STATED TASK » Search the listing below for "емес". Copy each matching line.

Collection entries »
=======

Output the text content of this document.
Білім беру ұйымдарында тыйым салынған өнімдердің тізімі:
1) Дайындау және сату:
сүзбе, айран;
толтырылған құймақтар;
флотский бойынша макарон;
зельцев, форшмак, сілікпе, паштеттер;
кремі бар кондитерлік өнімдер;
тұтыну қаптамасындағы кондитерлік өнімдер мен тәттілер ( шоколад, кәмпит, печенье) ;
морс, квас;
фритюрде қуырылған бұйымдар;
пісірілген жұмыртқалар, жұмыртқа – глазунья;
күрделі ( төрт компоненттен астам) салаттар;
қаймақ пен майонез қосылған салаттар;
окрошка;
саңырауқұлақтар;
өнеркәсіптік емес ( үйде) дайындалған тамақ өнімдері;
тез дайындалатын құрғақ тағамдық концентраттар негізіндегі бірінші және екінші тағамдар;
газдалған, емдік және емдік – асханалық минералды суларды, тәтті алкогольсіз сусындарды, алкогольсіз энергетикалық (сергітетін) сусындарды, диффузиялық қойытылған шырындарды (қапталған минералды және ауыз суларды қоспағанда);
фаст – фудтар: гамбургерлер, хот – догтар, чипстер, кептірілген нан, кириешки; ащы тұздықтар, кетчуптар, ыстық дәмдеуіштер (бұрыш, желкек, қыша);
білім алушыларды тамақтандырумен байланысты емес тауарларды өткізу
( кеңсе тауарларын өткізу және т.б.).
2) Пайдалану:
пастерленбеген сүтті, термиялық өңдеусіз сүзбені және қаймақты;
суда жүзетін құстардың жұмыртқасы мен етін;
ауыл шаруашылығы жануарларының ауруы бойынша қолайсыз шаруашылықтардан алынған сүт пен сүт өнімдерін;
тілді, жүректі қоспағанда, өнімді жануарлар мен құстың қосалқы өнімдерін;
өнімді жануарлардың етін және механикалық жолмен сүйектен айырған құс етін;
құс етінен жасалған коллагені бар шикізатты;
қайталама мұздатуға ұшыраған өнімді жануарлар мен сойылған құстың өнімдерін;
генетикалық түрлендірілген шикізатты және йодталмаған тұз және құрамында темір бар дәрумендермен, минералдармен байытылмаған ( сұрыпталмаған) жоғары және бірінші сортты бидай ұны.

=======

TASK OUTPUT »
өнеркәсіптік емес ( үйде) дайындалған тамақ өнімдері;
білім алушыларды тамақтандырумен байланысты емес тауарларды өткізу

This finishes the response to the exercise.